» Task brief
Skip the pictures. Reproduce all other material exactly.

-------- Supplied records

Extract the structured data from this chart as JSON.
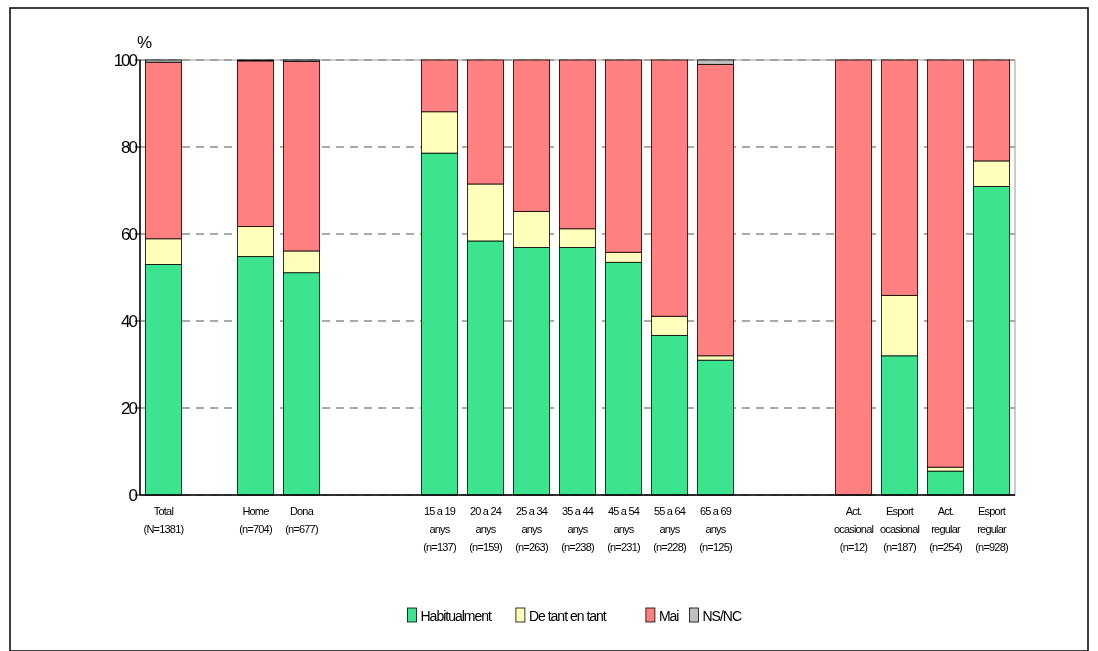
{
  "chart_data": {
    "type": "bar",
    "stacked": true,
    "ylabel": "%",
    "categories": [
      "Total\n(N=1381)",
      null,
      "Home\n(n=704)",
      "Dona\n(n=677)",
      null,
      null,
      "15 a 19\nanys\n(n=137)",
      "20 a 24\nanys\n(n=159)",
      "25 a 34\nanys\n(n=263)",
      "35 a 44\nanys\n(n=238)",
      "45 a 54\nanys\n(n=231)",
      "55 a 64\nanys\n(n=228)",
      "65 a 69\nanys\n(n=125)",
      null,
      null,
      "Act.\nocasional\n(n=12)",
      "Esport\nocasional\n(n=187)",
      "Act.\nregular\n(n=254)",
      "Esport\nregular\n(n=928)"
    ],
    "series": [
      {
        "name": "Habitualment",
        "color": "#3ce48f",
        "values": [
          53.0,
          null,
          54.8,
          51.1,
          null,
          null,
          78.6,
          58.4,
          56.9,
          56.9,
          53.5,
          36.7,
          31.0,
          null,
          null,
          0,
          32.0,
          5.5,
          70.9
        ]
      },
      {
        "name": "De tant en tant",
        "color": "#ffffbb",
        "values": [
          5.9,
          null,
          6.9,
          5.0,
          null,
          null,
          9.5,
          13.1,
          8.3,
          4.3,
          2.3,
          4.4,
          1.0,
          null,
          null,
          0,
          13.9,
          0.9,
          5.9
        ]
      },
      {
        "name": "Mai",
        "color": "#ff8080",
        "values": [
          40.6,
          null,
          38.1,
          43.6,
          null,
          null,
          11.9,
          28.5,
          34.8,
          38.8,
          44.2,
          58.9,
          67.0,
          null,
          null,
          100,
          54.1,
          93.6,
          23.2
        ]
      },
      {
        "name": "NS/NC",
        "color": "#c0c0c0",
        "values": [
          0.5,
          null,
          0.2,
          0.3,
          null,
          null,
          0,
          0,
          0,
          0,
          0,
          0,
          1.0,
          null,
          null,
          0,
          0,
          0,
          0
        ]
      }
    ],
    "ylim": [
      0,
      100
    ],
    "yticks": [
      0,
      20,
      40,
      60,
      80,
      100
    ],
    "grid": "y",
    "legend": "bottom"
  }
}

----------------

» The response
Extract the structured data from this chart as JSON.
{
  "chart_data": {
    "type": "bar",
    "stacked": true,
    "ylabel": "%",
    "categories": [
      "Total\n(N=1381)",
      null,
      "Home\n(n=704)",
      "Dona\n(n=677)",
      null,
      null,
      "15 a 19\nanys\n(n=137)",
      "20 a 24\nanys\n(n=159)",
      "25 a 34\nanys\n(n=263)",
      "35 a 44\nanys\n(n=238)",
      "45 a 54\nanys\n(n=231)",
      "55 a 64\nanys\n(n=228)",
      "65 a 69\nanys\n(n=125)",
      null,
      null,
      "Act.\nocasional\n(n=12)",
      "Esport\nocasional\n(n=187)",
      "Act.\nregular\n(n=254)",
      "Esport\nregular\n(n=928)"
    ],
    "series": [
      {
        "name": "Habitualment",
        "color": "#3ce48f",
        "values": [
          53.0,
          null,
          54.8,
          51.1,
          null,
          null,
          78.6,
          58.4,
          56.9,
          56.9,
          53.5,
          36.7,
          31.0,
          null,
          null,
          0,
          32.0,
          5.5,
          70.9
        ]
      },
      {
        "name": "De tant en tant",
        "color": "#ffffbb",
        "values": [
          5.9,
          null,
          6.9,
          5.0,
          null,
          null,
          9.5,
          13.1,
          8.3,
          4.3,
          2.3,
          4.4,
          1.0,
          null,
          null,
          0,
          13.9,
          0.9,
          5.9
        ]
      },
      {
        "name": "Mai",
        "color": "#ff8080",
        "values": [
          40.6,
          null,
          38.1,
          43.6,
          null,
          null,
          11.9,
          28.5,
          34.8,
          38.8,
          44.2,
          58.9,
          67.0,
          null,
          null,
          100,
          54.1,
          93.6,
          23.2
        ]
      },
      {
        "name": "NS/NC",
        "color": "#c0c0c0",
        "values": [
          0.5,
          null,
          0.2,
          0.3,
          null,
          null,
          0,
          0,
          0,
          0,
          0,
          0,
          1.0,
          null,
          null,
          0,
          0,
          0,
          0
        ]
      }
    ],
    "ylim": [
      0,
      100
    ],
    "yticks": [
      0,
      20,
      40,
      60,
      80,
      100
    ],
    "grid": "y",
    "legend": "bottom"
  }
}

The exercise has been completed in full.